# [SET EXERCISE]
Where a line holds the string "JSON", return that line.

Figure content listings
## Begin

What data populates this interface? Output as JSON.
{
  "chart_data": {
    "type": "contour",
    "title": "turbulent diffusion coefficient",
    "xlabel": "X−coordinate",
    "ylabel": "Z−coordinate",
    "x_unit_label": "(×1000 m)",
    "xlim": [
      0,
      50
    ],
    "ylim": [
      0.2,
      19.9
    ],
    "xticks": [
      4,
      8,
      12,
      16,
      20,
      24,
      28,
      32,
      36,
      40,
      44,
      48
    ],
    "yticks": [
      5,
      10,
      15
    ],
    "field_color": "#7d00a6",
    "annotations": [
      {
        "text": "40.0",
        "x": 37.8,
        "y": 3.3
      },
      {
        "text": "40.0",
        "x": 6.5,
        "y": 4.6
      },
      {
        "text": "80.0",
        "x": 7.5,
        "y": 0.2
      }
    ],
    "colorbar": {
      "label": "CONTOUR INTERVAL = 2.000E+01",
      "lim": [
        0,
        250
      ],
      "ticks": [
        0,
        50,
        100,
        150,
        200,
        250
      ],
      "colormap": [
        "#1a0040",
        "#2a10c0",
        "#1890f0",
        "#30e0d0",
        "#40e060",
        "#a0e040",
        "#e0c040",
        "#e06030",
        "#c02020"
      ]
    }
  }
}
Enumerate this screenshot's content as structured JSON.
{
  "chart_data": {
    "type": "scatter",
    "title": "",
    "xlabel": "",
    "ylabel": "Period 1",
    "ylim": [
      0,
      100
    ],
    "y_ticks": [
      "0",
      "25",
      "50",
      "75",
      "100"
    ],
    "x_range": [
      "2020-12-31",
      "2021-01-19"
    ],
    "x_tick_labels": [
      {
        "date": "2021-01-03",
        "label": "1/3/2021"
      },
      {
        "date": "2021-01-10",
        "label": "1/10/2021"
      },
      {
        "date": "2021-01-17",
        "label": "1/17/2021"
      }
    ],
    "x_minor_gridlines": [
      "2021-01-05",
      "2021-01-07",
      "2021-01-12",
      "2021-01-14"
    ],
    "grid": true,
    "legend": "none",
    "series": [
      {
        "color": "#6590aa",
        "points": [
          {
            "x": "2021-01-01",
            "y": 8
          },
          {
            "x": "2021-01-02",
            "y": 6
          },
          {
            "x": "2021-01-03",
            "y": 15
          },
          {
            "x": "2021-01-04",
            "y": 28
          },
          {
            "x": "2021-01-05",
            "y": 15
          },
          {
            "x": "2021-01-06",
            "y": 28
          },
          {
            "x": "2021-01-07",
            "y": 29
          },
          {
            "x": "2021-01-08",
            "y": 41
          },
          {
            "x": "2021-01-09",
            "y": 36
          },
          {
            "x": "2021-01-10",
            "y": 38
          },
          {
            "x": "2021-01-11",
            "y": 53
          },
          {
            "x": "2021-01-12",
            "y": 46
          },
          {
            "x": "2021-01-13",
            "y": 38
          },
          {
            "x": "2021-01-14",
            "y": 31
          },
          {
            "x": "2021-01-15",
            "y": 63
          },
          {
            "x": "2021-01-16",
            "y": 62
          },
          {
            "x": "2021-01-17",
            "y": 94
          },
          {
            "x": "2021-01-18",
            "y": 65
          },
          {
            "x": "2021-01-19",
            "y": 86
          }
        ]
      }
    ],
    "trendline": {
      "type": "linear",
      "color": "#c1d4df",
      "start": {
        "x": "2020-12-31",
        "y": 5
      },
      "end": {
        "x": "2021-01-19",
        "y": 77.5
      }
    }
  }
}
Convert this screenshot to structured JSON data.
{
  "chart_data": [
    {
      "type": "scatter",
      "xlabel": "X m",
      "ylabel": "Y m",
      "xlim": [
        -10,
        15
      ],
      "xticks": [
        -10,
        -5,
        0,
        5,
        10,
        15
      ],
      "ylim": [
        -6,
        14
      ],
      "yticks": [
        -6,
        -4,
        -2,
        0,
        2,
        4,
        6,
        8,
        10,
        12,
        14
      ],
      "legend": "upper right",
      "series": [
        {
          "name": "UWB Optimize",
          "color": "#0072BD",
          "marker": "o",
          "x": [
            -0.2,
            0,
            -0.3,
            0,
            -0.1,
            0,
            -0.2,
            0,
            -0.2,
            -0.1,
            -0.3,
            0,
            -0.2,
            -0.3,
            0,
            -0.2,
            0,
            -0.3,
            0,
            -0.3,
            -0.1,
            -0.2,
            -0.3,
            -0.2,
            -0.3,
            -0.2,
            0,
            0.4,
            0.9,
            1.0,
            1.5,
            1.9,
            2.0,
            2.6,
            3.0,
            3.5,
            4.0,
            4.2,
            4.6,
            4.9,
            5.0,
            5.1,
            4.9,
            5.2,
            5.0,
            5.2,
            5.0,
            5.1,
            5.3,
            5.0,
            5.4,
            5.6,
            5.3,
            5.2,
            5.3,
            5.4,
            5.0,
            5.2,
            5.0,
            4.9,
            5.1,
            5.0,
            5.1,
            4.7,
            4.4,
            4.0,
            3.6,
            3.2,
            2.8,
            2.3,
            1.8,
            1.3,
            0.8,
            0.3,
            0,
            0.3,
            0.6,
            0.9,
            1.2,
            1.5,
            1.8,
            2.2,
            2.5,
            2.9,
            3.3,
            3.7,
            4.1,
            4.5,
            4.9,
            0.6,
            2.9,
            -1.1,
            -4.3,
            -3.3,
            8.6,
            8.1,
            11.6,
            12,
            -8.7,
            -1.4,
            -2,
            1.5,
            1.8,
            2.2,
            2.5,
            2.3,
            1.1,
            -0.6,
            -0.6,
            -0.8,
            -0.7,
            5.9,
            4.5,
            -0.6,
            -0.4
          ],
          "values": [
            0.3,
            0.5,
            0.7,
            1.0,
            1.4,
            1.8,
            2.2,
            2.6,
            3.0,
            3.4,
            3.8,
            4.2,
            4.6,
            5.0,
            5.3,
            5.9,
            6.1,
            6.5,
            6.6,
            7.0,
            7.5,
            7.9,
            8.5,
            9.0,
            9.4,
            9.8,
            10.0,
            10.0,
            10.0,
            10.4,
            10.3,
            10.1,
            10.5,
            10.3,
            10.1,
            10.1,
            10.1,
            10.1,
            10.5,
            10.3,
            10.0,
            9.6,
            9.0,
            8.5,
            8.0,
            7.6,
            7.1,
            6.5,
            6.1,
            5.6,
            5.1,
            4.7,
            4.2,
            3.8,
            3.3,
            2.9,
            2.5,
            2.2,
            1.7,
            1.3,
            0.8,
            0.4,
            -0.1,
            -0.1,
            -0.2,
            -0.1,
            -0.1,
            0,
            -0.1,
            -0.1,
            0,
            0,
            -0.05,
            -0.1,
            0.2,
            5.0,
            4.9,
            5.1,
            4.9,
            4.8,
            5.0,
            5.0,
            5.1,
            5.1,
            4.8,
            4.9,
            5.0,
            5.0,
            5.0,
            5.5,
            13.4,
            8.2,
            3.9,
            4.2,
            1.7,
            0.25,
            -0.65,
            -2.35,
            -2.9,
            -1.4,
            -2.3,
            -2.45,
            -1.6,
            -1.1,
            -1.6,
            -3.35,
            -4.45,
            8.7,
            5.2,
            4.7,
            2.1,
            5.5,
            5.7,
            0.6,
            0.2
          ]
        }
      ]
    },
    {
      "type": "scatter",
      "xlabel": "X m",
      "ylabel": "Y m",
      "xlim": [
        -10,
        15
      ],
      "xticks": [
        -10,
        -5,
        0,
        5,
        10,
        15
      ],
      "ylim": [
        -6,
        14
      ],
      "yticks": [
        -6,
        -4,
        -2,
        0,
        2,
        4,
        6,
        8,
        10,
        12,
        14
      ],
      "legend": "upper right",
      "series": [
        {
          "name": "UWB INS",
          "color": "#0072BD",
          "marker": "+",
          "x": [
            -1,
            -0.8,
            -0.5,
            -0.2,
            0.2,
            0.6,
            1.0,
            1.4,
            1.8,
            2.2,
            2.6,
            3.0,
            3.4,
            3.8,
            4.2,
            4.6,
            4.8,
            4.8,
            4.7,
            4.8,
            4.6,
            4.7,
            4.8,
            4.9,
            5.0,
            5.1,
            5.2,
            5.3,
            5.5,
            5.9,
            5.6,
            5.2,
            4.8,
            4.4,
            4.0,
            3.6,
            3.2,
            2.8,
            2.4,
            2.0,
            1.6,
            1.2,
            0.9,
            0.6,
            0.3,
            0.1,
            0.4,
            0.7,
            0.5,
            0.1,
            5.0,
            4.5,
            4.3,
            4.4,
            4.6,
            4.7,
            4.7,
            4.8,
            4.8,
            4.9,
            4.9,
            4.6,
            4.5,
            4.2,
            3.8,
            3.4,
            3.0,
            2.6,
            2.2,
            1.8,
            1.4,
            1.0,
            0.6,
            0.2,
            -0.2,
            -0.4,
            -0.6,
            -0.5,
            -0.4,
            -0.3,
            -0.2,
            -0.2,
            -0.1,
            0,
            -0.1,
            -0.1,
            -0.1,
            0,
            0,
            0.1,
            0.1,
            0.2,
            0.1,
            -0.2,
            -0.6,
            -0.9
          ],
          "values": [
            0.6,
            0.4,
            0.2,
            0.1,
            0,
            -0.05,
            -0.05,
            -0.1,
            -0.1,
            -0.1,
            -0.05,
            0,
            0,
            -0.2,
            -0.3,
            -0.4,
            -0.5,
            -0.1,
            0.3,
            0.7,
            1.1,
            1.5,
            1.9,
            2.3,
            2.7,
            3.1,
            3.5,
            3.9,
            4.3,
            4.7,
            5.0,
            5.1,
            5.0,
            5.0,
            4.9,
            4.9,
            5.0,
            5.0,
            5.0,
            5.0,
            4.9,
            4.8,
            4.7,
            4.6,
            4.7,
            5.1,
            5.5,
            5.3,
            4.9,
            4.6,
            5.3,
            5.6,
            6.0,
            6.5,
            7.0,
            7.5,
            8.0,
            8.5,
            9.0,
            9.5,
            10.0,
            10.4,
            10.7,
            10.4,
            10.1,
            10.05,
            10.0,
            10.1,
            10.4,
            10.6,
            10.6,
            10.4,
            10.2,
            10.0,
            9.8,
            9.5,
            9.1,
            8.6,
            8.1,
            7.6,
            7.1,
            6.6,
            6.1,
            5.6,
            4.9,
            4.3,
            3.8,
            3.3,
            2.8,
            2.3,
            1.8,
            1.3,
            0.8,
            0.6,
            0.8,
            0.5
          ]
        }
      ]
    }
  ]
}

## End

# [COMPLETE ANSWER]
What data populates this interface? Output as JSON.
Enumerate this screenshot's content as structured JSON.
Convert this screenshot to structured JSON data.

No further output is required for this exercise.